THE PROBLEM: Could you please count how many lines in the data below hold the string "Eingeborne"? Reply with only the number.

RECORDS PROVIDED:
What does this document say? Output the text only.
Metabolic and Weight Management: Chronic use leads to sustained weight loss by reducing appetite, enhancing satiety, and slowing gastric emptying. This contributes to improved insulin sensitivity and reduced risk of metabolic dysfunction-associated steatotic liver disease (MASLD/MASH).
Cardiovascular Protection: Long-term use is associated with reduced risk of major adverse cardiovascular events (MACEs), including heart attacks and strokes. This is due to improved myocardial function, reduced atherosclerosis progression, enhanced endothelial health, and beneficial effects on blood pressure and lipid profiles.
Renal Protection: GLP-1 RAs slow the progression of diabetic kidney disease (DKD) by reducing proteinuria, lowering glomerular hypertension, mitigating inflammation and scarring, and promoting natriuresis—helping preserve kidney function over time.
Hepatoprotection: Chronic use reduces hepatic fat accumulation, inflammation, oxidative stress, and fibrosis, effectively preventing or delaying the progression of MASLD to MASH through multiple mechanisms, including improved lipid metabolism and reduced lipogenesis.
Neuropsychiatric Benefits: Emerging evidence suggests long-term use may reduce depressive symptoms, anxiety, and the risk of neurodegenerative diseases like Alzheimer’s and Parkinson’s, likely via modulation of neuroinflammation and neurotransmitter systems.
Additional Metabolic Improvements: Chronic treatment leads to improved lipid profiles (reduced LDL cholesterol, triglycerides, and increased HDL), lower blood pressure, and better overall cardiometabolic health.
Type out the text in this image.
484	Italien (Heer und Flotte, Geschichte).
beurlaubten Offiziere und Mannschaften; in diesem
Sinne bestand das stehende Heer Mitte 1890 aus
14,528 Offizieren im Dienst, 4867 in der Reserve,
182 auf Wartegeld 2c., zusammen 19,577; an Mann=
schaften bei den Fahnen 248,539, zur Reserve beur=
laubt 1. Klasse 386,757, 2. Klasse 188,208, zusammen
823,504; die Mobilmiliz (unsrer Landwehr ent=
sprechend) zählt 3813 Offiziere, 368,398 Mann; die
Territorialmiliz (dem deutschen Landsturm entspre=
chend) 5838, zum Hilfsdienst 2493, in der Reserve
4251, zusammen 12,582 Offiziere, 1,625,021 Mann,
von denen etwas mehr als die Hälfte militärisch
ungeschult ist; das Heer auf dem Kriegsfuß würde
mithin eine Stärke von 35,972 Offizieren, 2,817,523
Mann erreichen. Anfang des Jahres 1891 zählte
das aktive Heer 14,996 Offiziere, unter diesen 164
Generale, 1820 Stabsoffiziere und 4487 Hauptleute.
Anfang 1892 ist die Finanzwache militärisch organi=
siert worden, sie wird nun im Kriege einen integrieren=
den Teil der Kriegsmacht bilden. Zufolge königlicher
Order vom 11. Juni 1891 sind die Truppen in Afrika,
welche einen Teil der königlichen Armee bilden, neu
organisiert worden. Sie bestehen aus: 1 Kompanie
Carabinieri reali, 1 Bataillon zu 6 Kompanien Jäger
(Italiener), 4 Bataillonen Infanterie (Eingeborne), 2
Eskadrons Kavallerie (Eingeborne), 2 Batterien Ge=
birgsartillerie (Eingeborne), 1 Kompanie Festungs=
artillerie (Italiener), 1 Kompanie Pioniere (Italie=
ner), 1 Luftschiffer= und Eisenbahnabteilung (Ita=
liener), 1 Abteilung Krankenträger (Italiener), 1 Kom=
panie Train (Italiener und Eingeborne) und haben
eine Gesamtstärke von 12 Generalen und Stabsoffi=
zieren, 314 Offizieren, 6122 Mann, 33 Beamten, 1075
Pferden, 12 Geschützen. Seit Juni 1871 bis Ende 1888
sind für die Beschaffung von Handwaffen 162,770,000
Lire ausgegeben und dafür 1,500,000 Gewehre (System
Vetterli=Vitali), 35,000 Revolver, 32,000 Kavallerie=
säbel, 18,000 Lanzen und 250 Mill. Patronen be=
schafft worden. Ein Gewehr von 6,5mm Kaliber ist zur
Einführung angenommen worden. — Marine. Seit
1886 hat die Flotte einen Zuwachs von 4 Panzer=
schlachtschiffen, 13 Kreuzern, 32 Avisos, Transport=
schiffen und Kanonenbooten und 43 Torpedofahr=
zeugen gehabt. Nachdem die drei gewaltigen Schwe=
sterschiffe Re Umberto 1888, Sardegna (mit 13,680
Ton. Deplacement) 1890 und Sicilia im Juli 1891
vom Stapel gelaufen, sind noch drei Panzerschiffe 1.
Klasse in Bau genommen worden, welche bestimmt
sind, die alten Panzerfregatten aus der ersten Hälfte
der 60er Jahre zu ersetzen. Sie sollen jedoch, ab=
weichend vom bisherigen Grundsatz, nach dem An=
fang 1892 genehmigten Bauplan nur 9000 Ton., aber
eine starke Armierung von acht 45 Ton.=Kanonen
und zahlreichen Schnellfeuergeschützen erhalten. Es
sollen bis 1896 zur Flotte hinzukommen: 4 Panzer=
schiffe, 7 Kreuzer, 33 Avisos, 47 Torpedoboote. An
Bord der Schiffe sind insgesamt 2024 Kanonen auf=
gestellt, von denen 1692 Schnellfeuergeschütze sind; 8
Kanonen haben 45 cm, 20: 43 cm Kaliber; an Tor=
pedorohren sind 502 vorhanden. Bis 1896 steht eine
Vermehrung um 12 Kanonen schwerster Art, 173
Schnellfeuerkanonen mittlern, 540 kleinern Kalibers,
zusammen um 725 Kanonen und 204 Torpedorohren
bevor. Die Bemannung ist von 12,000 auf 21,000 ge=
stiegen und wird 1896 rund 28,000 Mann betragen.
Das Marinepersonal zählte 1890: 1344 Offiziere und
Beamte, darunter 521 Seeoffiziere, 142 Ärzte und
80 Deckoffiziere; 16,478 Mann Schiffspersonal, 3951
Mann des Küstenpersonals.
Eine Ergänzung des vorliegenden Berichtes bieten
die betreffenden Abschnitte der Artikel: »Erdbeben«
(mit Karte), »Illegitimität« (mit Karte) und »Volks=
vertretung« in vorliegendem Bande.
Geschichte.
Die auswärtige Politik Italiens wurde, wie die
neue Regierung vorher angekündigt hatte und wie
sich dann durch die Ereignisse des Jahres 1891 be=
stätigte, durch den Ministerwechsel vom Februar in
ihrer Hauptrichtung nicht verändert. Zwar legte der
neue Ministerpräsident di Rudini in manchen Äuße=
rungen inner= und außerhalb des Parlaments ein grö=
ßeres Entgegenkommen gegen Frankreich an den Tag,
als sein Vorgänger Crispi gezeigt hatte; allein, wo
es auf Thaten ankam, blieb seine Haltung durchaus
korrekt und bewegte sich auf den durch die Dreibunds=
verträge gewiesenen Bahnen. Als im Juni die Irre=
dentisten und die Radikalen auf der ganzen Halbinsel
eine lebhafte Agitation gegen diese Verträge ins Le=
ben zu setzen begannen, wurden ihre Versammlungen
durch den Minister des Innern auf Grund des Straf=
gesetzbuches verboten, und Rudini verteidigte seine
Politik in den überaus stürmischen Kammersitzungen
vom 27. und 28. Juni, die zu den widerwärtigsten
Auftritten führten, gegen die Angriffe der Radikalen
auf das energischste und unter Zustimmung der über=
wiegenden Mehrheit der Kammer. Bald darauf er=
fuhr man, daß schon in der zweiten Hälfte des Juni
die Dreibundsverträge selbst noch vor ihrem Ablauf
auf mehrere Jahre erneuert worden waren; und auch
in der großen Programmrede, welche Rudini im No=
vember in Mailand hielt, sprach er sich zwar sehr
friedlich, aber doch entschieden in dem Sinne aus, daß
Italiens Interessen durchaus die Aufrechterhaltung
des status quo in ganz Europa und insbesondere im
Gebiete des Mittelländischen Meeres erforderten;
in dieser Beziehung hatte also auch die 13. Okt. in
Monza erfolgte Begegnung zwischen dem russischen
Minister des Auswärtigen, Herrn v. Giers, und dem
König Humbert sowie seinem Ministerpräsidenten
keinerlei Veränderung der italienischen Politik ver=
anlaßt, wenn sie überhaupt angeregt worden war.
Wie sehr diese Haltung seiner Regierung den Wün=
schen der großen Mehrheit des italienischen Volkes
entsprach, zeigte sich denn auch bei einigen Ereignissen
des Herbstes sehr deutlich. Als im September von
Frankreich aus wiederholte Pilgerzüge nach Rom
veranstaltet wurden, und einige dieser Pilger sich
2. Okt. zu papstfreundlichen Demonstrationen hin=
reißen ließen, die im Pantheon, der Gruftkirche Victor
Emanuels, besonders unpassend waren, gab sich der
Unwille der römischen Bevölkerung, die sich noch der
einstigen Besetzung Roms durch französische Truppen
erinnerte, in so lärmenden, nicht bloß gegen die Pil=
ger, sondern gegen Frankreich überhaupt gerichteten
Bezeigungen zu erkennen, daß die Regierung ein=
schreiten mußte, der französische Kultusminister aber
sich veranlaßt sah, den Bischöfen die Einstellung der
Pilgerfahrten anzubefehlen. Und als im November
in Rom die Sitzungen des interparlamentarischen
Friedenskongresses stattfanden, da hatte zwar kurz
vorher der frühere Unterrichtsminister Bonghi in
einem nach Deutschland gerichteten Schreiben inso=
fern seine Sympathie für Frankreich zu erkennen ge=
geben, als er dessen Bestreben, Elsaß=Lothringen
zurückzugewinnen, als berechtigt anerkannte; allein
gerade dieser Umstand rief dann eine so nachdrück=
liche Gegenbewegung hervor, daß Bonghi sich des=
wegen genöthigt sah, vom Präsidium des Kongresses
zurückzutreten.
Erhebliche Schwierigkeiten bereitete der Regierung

EXERCISE ANSWER: 4